▶ **Extracted records**:
_ _ _ _ _

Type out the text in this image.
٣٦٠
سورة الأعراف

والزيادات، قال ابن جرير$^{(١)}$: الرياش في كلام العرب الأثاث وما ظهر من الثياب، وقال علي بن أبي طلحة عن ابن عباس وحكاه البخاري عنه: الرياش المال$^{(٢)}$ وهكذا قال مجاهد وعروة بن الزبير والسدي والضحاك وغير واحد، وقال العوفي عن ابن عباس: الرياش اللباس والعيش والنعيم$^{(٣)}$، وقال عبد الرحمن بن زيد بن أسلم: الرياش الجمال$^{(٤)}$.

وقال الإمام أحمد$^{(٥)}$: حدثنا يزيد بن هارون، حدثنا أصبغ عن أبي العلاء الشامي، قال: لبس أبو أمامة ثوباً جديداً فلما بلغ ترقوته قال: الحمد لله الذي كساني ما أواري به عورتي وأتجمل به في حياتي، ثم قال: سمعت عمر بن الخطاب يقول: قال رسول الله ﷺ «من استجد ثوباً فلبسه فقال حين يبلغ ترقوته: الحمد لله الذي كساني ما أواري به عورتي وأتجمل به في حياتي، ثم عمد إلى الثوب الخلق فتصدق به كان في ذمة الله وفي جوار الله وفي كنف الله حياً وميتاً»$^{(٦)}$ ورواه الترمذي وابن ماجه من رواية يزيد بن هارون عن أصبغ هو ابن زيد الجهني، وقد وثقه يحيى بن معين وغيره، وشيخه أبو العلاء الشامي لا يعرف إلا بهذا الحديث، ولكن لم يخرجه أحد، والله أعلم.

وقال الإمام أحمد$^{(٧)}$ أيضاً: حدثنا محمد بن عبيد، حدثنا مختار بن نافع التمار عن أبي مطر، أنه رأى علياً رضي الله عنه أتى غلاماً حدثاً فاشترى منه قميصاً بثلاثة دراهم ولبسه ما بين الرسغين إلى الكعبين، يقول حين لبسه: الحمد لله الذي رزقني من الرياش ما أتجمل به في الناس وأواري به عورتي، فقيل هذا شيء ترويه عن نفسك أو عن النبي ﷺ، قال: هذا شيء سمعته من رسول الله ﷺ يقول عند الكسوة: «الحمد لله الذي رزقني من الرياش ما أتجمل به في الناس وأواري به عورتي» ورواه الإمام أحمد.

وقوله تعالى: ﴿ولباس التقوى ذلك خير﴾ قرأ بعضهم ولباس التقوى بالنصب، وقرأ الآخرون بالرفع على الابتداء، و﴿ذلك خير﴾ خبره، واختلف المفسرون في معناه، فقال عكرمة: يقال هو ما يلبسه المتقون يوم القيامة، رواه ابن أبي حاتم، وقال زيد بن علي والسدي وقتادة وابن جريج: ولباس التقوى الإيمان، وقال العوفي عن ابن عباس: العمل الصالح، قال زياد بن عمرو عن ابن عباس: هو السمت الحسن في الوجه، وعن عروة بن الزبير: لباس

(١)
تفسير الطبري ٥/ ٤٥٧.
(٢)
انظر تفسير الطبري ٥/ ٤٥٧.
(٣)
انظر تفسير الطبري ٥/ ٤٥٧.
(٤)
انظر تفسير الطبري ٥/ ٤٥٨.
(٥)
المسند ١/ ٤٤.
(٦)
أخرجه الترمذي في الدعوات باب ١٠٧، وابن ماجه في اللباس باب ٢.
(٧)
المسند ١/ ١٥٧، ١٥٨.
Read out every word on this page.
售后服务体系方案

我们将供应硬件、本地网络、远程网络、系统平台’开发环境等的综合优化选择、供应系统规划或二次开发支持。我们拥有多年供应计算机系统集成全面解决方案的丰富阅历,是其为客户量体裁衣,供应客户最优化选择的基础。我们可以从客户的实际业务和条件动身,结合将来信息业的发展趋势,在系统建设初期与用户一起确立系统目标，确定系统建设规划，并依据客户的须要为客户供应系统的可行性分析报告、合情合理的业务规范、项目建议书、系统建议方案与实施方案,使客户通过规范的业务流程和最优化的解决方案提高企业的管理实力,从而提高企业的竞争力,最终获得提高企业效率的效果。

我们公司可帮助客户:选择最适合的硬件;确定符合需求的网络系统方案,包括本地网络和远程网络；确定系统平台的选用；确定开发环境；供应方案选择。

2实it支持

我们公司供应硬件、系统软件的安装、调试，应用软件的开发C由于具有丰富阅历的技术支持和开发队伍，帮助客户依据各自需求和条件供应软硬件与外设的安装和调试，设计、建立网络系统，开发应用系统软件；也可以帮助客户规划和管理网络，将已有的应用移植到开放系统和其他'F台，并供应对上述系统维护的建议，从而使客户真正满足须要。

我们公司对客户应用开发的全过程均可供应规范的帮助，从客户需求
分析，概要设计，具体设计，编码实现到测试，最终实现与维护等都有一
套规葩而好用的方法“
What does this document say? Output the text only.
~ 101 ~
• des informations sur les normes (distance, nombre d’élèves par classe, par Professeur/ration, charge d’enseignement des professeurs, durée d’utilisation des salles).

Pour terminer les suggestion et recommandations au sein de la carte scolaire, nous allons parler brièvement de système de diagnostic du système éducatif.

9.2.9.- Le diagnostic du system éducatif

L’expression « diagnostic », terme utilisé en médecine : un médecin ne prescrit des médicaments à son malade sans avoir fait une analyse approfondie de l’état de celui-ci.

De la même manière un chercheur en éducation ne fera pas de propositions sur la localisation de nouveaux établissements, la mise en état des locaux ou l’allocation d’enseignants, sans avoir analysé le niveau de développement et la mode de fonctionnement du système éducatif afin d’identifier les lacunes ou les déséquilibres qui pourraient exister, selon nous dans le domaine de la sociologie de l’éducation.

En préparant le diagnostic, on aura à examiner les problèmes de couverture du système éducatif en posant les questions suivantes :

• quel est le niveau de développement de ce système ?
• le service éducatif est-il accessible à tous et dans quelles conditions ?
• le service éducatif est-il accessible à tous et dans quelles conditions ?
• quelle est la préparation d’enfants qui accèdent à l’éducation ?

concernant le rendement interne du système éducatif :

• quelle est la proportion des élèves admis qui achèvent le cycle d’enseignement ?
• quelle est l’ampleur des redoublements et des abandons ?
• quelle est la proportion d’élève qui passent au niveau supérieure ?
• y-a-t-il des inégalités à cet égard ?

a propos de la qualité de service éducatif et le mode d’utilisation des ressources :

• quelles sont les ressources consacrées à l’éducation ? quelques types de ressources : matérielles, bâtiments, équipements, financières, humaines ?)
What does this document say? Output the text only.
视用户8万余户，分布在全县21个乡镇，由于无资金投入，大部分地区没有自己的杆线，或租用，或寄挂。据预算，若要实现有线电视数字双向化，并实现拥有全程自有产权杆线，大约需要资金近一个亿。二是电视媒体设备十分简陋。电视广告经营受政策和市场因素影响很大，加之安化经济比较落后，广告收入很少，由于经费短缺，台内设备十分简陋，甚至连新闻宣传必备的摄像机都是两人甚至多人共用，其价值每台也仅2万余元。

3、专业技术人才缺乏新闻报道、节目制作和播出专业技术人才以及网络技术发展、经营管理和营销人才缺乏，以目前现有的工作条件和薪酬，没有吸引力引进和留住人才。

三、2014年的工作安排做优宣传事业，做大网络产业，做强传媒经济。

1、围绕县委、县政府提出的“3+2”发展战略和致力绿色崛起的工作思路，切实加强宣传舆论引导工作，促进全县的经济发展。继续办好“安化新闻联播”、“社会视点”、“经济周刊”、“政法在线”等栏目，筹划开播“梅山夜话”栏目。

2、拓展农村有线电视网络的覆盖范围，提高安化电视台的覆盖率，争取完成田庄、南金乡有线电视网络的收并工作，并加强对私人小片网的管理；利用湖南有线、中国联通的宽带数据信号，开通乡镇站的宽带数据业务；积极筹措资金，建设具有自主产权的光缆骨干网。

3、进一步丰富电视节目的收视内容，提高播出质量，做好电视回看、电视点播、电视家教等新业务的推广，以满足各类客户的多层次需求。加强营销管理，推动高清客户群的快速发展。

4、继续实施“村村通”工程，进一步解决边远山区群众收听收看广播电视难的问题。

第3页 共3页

_ _ _ _ _

▶ **Exercise**: Search the listing for the string "ressources". Copy each line where it turns up.

▶ **The solution**:
a propos de la qualité de service éducatif et le mode d’utilisation des ressources :
• quelles sont les ressources consacrées à l’éducation ? quelques types de ressources : matérielles, bâtiments, équipements, financières, humaines ?)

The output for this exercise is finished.